Entries with figure data -
==========
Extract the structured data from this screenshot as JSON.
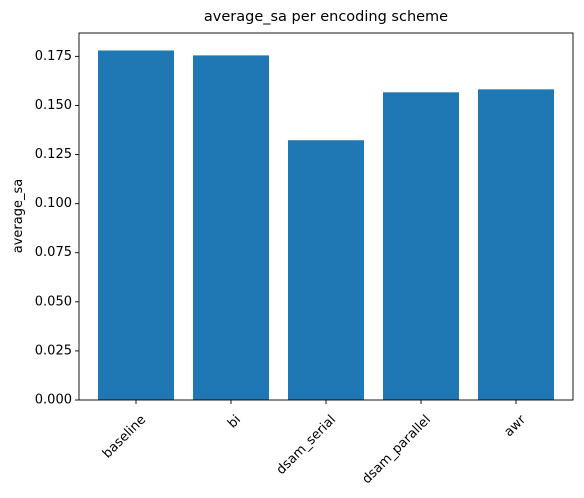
{
  "chart_data": {
    "type": "bar",
    "title": "average_sa per encoding scheme",
    "xlabel": "",
    "ylabel": "average_sa",
    "categories": [
      "baseline",
      "bi",
      "dsam_serial",
      "dsam_parallel",
      "awr"
    ],
    "values": [
      0.178,
      0.1755,
      0.1323,
      0.1567,
      0.1582
    ],
    "ylim": [
      0,
      0.1869
    ],
    "yticks": [
      "0.000",
      "0.025",
      "0.050",
      "0.075",
      "0.100",
      "0.125",
      "0.150",
      "0.175"
    ],
    "bar_color": "#1f77b4",
    "grid": false,
    "legend": "none",
    "xtick_rotation": 45
  }
}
==========
Exercise -
Reproduce the entries above without change, omitting all pictures.

Answer -
Extract the structured data from this screenshot as JSON.
{
  "chart_data": {
    "type": "bar",
    "title": "average_sa per encoding scheme",
    "xlabel": "",
    "ylabel": "average_sa",
    "categories": [
      "baseline",
      "bi",
      "dsam_serial",
      "dsam_parallel",
      "awr"
    ],
    "values": [
      0.178,
      0.1755,
      0.1323,
      0.1567,
      0.1582
    ],
    "ylim": [
      0,
      0.1869
    ],
    "yticks": [
      "0.000",
      "0.025",
      "0.050",
      "0.075",
      "0.100",
      "0.125",
      "0.150",
      "0.175"
    ],
    "bar_color": "#1f77b4",
    "grid": false,
    "legend": "none",
    "xtick_rotation": 45
  }
}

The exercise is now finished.